• [DATASET EXTRACT]
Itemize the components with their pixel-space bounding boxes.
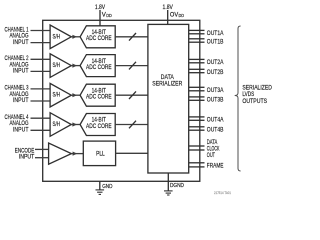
svg-text:217514 TA01: 217514 TA01 xyxy=(214,190,232,195)
svg-text:14-BIT: 14-BIT xyxy=(92,88,107,94)
svg-text:INPUT: INPUT xyxy=(13,97,29,104)
svg-text:ADC CORE: ADC CORE xyxy=(86,36,112,42)
bus slash channel 1 xyxy=(129,33,136,41)
arrowhead channel 4 xyxy=(72,122,77,126)
bus wire ADC4 to serializer xyxy=(115,124,148,126)
LVDS output pair FRAME xyxy=(189,162,205,164)
encode buffer amp xyxy=(49,143,72,164)
svg-text:OUT3B: OUT3B xyxy=(207,96,224,103)
svg-text:14-BIT: 14-BIT xyxy=(92,118,107,124)
VDD supply line xyxy=(99,10,101,26)
arrowhead channel 3 xyxy=(72,93,77,97)
svg-text:ADC CORE: ADC CORE xyxy=(86,95,112,101)
DGND pin wire xyxy=(167,173,169,191)
wire channel 4 input - xyxy=(31,129,52,131)
svg-text:GND: GND xyxy=(102,184,112,190)
chip outline xyxy=(43,20,200,181)
LVDS output pair OUT3B xyxy=(189,96,205,98)
svg-text:1.8V: 1.8V xyxy=(163,5,173,11)
LVDS output pair OUT3A xyxy=(189,86,205,88)
wire encode input - xyxy=(35,157,50,159)
svg-text:INPUT: INPUT xyxy=(13,39,29,46)
LVDS output pair OUT1A xyxy=(189,29,205,31)
svg-text:PLL: PLL xyxy=(96,151,105,157)
svg-text:OUT4A: OUT4A xyxy=(207,116,224,123)
wire S/H4 to ADC xyxy=(71,124,80,126)
LVDS output pair OUT4A xyxy=(189,116,205,118)
wire S/H2 to ADC xyxy=(71,65,80,67)
svg-text:S/H: S/H xyxy=(53,33,60,40)
wire channel 1 input + xyxy=(31,30,52,32)
GND pin wire xyxy=(99,181,101,190)
svg-text:OUT2B: OUT2B xyxy=(207,69,224,76)
svg-text:INPUT: INPUT xyxy=(19,154,35,161)
LVDS output pair DCO xyxy=(189,145,205,147)
wire encode input + xyxy=(35,148,50,150)
S/H amp channel 3 xyxy=(50,83,71,107)
svg-text:OUTPUTS: OUTPUTS xyxy=(242,98,267,105)
svg-text:OUT2A: OUT2A xyxy=(207,59,224,66)
bus slash channel 2 xyxy=(129,62,136,70)
arrowhead encode xyxy=(73,152,78,156)
svg-text:ADC CORE: ADC CORE xyxy=(86,65,112,71)
14-bit ADC core channel 2 xyxy=(80,55,115,77)
wire channel 3 input - xyxy=(31,100,52,102)
brace serialized LVDS outputs xyxy=(235,26,241,171)
wire channel 3 input + xyxy=(31,88,52,90)
svg-text:OUT1A: OUT1A xyxy=(207,30,224,37)
wire channel 2 input - xyxy=(31,70,52,72)
LVDS output pair OUT4B xyxy=(189,126,205,128)
wire S/H3 to ADC xyxy=(71,94,80,96)
svg-text:OUT1B: OUT1B xyxy=(207,38,224,45)
OVDD supply line xyxy=(167,10,169,24)
S/H amp channel 4 xyxy=(50,113,71,137)
14-bit ADC core channel 4 xyxy=(80,114,115,136)
svg-text:14-BIT: 14-BIT xyxy=(92,59,107,65)
svg-text:DATA: DATA xyxy=(161,75,174,81)
svg-text:DD: DD xyxy=(179,13,185,18)
svg-text:FRAME: FRAME xyxy=(207,163,224,170)
14-bit ADC core channel 1 xyxy=(80,26,115,48)
bus slash channel 3 xyxy=(129,91,136,99)
data serializer block xyxy=(148,24,189,173)
wire encode to PLL xyxy=(71,153,83,155)
PLL block xyxy=(83,141,115,166)
S/H amp channel 2 xyxy=(50,54,71,78)
ground symbol DGND xyxy=(164,191,173,195)
arrowhead channel 2 xyxy=(72,64,77,68)
14-bit ADC core channel 3 xyxy=(80,84,115,106)
LVDS output pair OUT2B xyxy=(189,68,205,70)
svg-text:14-BIT: 14-BIT xyxy=(92,30,107,36)
svg-text:OUT: OUT xyxy=(207,152,215,159)
LVDS output pair OUT2A xyxy=(189,58,205,60)
svg-text:1.8V: 1.8V xyxy=(95,5,105,11)
wire channel 2 input + xyxy=(31,58,52,60)
svg-text:DD: DD xyxy=(106,13,112,18)
svg-text:S/H: S/H xyxy=(53,121,60,128)
arrowhead channel 1 xyxy=(72,35,77,39)
bus wire ADC2 to serializer xyxy=(115,65,148,67)
svg-text:S/H: S/H xyxy=(53,92,60,99)
wire PLL to serializer xyxy=(116,152,148,154)
bus slash channel 4 xyxy=(129,121,136,129)
LVDS output pair OUT1B xyxy=(189,38,205,40)
svg-text:OUT3A: OUT3A xyxy=(207,87,224,94)
wire S/H1 to ADC xyxy=(71,36,80,38)
svg-text:INPUT: INPUT xyxy=(13,68,29,75)
wire channel 4 input + xyxy=(31,117,52,119)
ground symbol GND xyxy=(96,190,105,195)
svg-text:SERIALIZER: SERIALIZER xyxy=(152,81,183,87)
svg-text:S/H: S/H xyxy=(53,62,60,69)
svg-text:DGND: DGND xyxy=(170,183,184,189)
wire channel 1 input - xyxy=(31,42,52,44)
svg-text:INPUT: INPUT xyxy=(13,126,29,133)
svg-text:OUT4B: OUT4B xyxy=(207,126,224,133)
S/H amp channel 1 xyxy=(50,25,71,49)
svg-text:ADC CORE: ADC CORE xyxy=(86,124,112,130)
bus wire ADC3 to serializer xyxy=(115,94,148,96)
bus wire ADC1 to serializer xyxy=(115,36,148,38)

• [EXERCISE DESCRIPTION] Count the lines in the data above that contain the string "LVDS". Reply with the number alone.

• [FINAL RESULT] 11